**Exercise objective:** Extract all of the following rows verbatim, keeping every character and line break unchanged.

**Task data:**
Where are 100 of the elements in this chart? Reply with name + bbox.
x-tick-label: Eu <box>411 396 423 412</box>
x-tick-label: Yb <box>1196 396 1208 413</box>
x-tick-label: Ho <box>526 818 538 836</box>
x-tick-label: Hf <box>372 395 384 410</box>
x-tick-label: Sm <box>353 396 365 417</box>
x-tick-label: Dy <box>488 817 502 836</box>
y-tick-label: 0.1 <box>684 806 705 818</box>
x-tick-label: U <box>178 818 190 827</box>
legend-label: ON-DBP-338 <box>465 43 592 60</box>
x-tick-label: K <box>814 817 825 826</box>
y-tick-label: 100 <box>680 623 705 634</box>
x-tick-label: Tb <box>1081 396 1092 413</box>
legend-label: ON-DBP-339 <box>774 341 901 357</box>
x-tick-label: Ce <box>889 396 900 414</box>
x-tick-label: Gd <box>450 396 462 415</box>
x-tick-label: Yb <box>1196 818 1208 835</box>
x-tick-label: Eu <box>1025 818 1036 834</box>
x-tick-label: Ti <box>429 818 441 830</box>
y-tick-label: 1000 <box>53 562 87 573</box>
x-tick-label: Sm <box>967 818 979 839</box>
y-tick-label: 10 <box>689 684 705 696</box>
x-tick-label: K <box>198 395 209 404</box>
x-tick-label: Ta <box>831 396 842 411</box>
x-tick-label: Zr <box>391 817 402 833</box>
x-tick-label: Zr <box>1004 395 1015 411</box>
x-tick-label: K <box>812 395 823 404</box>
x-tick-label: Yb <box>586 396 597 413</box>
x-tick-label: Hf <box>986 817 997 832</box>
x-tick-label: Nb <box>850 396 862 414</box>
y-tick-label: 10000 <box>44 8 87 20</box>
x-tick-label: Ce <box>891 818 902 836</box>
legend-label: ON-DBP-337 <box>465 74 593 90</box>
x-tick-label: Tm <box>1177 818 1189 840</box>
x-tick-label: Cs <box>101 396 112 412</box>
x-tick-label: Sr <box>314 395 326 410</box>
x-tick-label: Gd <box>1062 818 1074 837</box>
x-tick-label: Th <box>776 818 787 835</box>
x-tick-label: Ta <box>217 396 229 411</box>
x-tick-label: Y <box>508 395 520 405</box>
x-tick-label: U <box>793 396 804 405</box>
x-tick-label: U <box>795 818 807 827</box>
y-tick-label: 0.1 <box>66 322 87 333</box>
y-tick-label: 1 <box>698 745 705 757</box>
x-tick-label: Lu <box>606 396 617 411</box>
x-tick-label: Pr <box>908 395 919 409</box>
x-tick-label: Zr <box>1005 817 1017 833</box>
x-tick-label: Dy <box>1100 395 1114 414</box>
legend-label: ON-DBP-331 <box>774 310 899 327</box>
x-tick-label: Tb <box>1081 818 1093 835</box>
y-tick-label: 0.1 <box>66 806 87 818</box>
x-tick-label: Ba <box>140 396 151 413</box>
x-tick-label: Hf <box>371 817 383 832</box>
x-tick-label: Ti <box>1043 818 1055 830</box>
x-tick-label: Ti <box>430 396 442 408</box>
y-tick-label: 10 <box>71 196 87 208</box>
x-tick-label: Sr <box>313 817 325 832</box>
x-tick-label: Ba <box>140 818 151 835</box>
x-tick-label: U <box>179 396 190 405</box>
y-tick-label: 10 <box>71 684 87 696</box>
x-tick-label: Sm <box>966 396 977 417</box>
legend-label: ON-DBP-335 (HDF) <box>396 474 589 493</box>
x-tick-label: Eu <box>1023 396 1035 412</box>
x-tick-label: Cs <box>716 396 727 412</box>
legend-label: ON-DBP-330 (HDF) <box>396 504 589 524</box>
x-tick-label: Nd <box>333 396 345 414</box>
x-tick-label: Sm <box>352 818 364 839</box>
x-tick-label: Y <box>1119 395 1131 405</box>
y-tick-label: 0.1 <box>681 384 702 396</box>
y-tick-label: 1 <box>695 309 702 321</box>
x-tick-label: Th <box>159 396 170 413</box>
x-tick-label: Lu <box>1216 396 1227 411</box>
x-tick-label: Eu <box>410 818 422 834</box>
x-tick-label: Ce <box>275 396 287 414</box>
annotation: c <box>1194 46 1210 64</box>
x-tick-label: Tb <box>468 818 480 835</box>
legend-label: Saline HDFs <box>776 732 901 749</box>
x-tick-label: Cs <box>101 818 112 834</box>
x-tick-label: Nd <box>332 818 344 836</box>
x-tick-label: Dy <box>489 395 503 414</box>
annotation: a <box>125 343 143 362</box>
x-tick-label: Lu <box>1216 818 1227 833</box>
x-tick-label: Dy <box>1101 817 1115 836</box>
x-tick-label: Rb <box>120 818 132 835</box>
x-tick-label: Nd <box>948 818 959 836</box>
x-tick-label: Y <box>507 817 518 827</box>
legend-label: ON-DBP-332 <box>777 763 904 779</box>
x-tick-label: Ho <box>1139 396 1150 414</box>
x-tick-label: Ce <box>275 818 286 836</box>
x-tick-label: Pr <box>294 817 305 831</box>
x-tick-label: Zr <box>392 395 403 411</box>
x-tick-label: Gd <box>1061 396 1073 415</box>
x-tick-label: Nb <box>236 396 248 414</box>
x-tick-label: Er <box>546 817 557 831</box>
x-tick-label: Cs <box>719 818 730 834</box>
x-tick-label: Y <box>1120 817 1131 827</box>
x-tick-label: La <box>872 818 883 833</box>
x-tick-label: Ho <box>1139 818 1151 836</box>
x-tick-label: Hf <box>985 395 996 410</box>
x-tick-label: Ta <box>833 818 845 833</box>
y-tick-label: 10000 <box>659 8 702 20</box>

**Exercise answer:**
Where are 100 of the elements in this chart? Reply with name + bbox.
x-tick-label: Eu <box>411 396 423 412</box>
x-tick-label: Yb <box>1196 396 1208 413</box>
x-tick-label: Ho <box>526 818 538 836</box>
x-tick-label: Hf <box>372 395 384 410</box>
x-tick-label: Sm <box>353 396 365 417</box>
x-tick-label: Dy <box>488 817 502 836</box>
y-tick-label: 0.1 <box>684 806 705 818</box>
x-tick-label: U <box>178 818 190 827</box>
legend-label: ON-DBP-338 <box>465 43 592 60</box>
x-tick-label: K <box>814 817 825 826</box>
y-tick-label: 100 <box>680 623 705 634</box>
x-tick-label: Tb <box>1081 396 1092 413</box>
legend-label: ON-DBP-339 <box>774 341 901 357</box>
x-tick-label: Ce <box>889 396 900 414</box>
x-tick-label: Gd <box>450 396 462 415</box>
x-tick-label: Yb <box>1196 818 1208 835</box>
x-tick-label: Eu <box>1025 818 1036 834</box>
x-tick-label: Ti <box>429 818 441 830</box>
y-tick-label: 1000 <box>53 562 87 573</box>
x-tick-label: Sm <box>967 818 979 839</box>
y-tick-label: 10 <box>689 684 705 696</box>
x-tick-label: K <box>198 395 209 404</box>
x-tick-label: Ta <box>831 396 842 411</box>
x-tick-label: Zr <box>391 817 402 833</box>
x-tick-label: Zr <box>1004 395 1015 411</box>
x-tick-label: K <box>812 395 823 404</box>
x-tick-label: Yb <box>586 396 597 413</box>
x-tick-label: Hf <box>986 817 997 832</box>
x-tick-label: Nb <box>850 396 862 414</box>
y-tick-label: 10000 <box>44 8 87 20</box>
x-tick-label: Ce <box>891 818 902 836</box>
legend-label: ON-DBP-337 <box>465 74 593 90</box>
x-tick-label: Tm <box>1177 818 1189 840</box>
x-tick-label: Cs <box>101 396 112 412</box>
x-tick-label: Sr <box>314 395 326 410</box>
x-tick-label: Gd <box>1062 818 1074 837</box>
x-tick-label: Th <box>776 818 787 835</box>
x-tick-label: Ta <box>217 396 229 411</box>
x-tick-label: Y <box>508 395 520 405</box>
x-tick-label: U <box>793 396 804 405</box>
x-tick-label: U <box>795 818 807 827</box>
y-tick-label: 0.1 <box>66 322 87 333</box>
y-tick-label: 1 <box>698 745 705 757</box>
x-tick-label: Lu <box>606 396 617 411</box>
x-tick-label: Pr <box>908 395 919 409</box>
x-tick-label: Zr <box>1005 817 1017 833</box>
x-tick-label: Dy <box>1100 395 1114 414</box>
legend-label: ON-DBP-331 <box>774 310 899 327</box>
x-tick-label: Tb <box>1081 818 1093 835</box>
y-tick-label: 0.1 <box>66 806 87 818</box>
x-tick-label: Ba <box>140 396 151 413</box>
x-tick-label: Hf <box>371 817 383 832</box>
x-tick-label: Ti <box>1043 818 1055 830</box>
x-tick-label: Ti <box>430 396 442 408</box>
y-tick-label: 10 <box>71 196 87 208</box>
x-tick-label: Sr <box>313 817 325 832</box>
x-tick-label: Ba <box>140 818 151 835</box>
x-tick-label: U <box>179 396 190 405</box>
y-tick-label: 10 <box>71 684 87 696</box>
x-tick-label: Sm <box>966 396 977 417</box>
legend-label: ON-DBP-335 (HDF) <box>396 474 589 493</box>
x-tick-label: Eu <box>1023 396 1035 412</box>
x-tick-label: Cs <box>716 396 727 412</box>
legend-label: ON-DBP-330 (HDF) <box>396 504 589 524</box>
x-tick-label: Nd <box>333 396 345 414</box>
x-tick-label: Sm <box>352 818 364 839</box>
x-tick-label: Y <box>1119 395 1131 405</box>
y-tick-label: 0.1 <box>681 384 702 396</box>
y-tick-label: 1 <box>695 309 702 321</box>
x-tick-label: Th <box>159 396 170 413</box>
x-tick-label: Lu <box>1216 396 1227 411</box>
x-tick-label: Eu <box>410 818 422 834</box>
x-tick-label: Ce <box>275 396 287 414</box>
annotation: c <box>1194 46 1210 64</box>
x-tick-label: Tb <box>468 818 480 835</box>
legend-label: Saline HDFs <box>776 732 901 749</box>
x-tick-label: Cs <box>101 818 112 834</box>
x-tick-label: Nd <box>332 818 344 836</box>
x-tick-label: Dy <box>489 395 503 414</box>
annotation: a <box>125 343 143 362</box>
x-tick-label: Lu <box>1216 818 1227 833</box>
x-tick-label: Dy <box>1101 817 1115 836</box>
x-tick-label: Rb <box>120 818 132 835</box>
x-tick-label: Nd <box>948 818 959 836</box>
x-tick-label: Y <box>507 817 518 827</box>
legend-label: ON-DBP-332 <box>777 763 904 779</box>
x-tick-label: Ho <box>1139 396 1150 414</box>
x-tick-label: Ce <box>275 818 286 836</box>
x-tick-label: Pr <box>294 817 305 831</box>
x-tick-label: Zr <box>392 395 403 411</box>
x-tick-label: Gd <box>1061 396 1073 415</box>
x-tick-label: Nb <box>236 396 248 414</box>
x-tick-label: Er <box>546 817 557 831</box>
x-tick-label: Cs <box>719 818 730 834</box>
x-tick-label: Y <box>1120 817 1131 827</box>
x-tick-label: La <box>872 818 883 833</box>
x-tick-label: Ho <box>1139 818 1151 836</box>
x-tick-label: Hf <box>985 395 996 410</box>
x-tick-label: Ta <box>833 818 845 833</box>
y-tick-label: 10000 <box>659 8 702 20</box>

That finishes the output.